Dataset entries:
◇ ◇ ◇ ◇ ◇

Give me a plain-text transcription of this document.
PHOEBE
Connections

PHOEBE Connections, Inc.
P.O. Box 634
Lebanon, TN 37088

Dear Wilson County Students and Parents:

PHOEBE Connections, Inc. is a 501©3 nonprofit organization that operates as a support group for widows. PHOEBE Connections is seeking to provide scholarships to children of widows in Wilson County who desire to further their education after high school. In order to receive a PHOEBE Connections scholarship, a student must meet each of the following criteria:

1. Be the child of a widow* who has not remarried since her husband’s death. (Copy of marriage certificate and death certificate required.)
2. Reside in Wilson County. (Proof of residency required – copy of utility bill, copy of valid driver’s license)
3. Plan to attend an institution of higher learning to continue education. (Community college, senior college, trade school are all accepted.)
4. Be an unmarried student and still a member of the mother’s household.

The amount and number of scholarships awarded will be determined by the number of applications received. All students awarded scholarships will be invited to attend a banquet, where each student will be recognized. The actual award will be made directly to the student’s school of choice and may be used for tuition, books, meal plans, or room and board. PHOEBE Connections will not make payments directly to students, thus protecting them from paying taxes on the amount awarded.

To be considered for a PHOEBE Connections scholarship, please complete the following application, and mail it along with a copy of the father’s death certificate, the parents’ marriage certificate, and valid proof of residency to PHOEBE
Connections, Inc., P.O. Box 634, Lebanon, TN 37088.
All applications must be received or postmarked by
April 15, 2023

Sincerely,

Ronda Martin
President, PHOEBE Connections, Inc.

◇ ◇ ◇ ◇ ◇

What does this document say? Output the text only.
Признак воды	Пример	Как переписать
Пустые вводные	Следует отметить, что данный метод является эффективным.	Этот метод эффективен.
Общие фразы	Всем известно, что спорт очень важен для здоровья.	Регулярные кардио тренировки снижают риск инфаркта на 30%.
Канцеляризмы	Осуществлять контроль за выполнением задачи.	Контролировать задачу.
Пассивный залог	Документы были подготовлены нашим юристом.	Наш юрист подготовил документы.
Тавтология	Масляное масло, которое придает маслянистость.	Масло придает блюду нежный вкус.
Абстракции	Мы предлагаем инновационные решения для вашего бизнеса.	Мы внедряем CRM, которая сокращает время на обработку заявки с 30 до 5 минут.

◇ ◇ ◇ ◇ ◇

REQUIREMENT >>
Copy out each line of the entries that holds "text".

EXPECTED ANSWER >>
Give me a plain-text transcription of this document.
What does this document say? Output the text only.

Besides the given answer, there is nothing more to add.